- **GOAL**:
Quote the listing below in full and exactly as written, but omit every picture.

- **Data entries**:
○ ○ ○ ○ ○ ○ ○

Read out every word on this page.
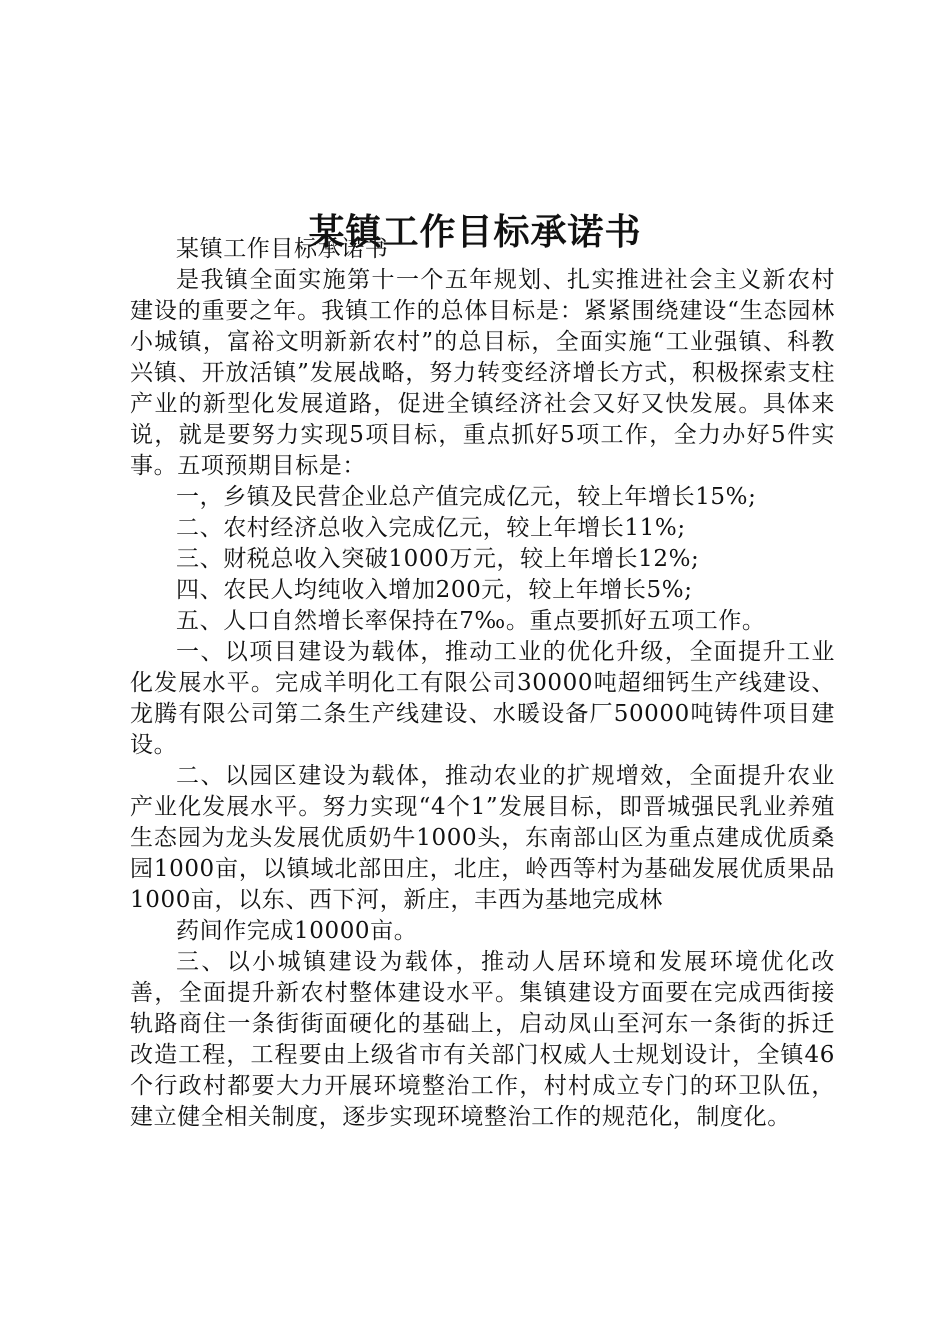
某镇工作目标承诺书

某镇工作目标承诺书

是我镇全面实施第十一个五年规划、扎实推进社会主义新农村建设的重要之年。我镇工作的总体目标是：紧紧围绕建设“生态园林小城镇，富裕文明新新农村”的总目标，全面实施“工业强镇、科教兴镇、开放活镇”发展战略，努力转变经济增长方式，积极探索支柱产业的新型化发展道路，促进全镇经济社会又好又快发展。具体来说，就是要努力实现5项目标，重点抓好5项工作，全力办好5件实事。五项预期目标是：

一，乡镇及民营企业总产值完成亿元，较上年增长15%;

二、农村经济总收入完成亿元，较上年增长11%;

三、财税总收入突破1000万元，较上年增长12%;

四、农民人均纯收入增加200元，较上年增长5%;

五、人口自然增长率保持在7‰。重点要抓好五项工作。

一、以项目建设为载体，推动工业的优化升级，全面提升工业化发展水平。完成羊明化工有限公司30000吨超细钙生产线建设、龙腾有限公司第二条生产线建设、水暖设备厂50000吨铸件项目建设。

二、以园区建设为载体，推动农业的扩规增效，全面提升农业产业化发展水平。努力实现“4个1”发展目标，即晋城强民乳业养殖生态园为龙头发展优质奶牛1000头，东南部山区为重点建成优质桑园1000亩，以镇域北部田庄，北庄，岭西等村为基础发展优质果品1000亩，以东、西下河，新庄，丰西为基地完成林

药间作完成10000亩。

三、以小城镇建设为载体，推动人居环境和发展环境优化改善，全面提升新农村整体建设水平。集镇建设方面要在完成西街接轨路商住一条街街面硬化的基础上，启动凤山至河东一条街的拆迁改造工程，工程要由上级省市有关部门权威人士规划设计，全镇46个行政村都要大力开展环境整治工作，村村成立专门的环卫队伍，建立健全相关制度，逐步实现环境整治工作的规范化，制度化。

○ ○ ○ ○ ○ ○ ○

- **TASK SOLUTION**:
Read out every word on this page.
某镇工作目标承诺书

某镇工作目标承诺书

是我镇全面实施第十一个五年规划、扎实推进社会主义新农村建设的重要之年。我镇工作的总体目标是：紧紧围绕建设“生态园林小城镇，富裕文明新新农村”的总目标，全面实施“工业强镇、科教兴镇、开放活镇”发展战略，努力转变经济增长方式，积极探索支柱产业的新型化发展道路，促进全镇经济社会又好又快发展。具体来说，就是要努力实现5项目标，重点抓好5项工作，全力办好5件实事。五项预期目标是：

一，乡镇及民营企业总产值完成亿元，较上年增长15%;

二、农村经济总收入完成亿元，较上年增长11%;

三、财税总收入突破1000万元，较上年增长12%;

四、农民人均纯收入增加200元，较上年增长5%;

五、人口自然增长率保持在7‰。重点要抓好五项工作。

一、以项目建设为载体，推动工业的优化升级，全面提升工业化发展水平。完成羊明化工有限公司30000吨超细钙生产线建设、龙腾有限公司第二条生产线建设、水暖设备厂50000吨铸件项目建设。

二、以园区建设为载体，推动农业的扩规增效，全面提升农业产业化发展水平。努力实现“4个1”发展目标，即晋城强民乳业养殖生态园为龙头发展优质奶牛1000头，东南部山区为重点建成优质桑园1000亩，以镇域北部田庄，北庄，岭西等村为基础发展优质果品1000亩，以东、西下河，新庄，丰西为基地完成林

药间作完成10000亩。

三、以小城镇建设为载体，推动人居环境和发展环境优化改善，全面提升新农村整体建设水平。集镇建设方面要在完成西街接轨路商住一条街街面硬化的基础上，启动凤山至河东一条街的拆迁改造工程，工程要由上级省市有关部门权威人士规划设计，全镇46个行政村都要大力开展环境整治工作，村村成立专门的环卫队伍，建立健全相关制度，逐步实现环境整治工作的规范化，制度化。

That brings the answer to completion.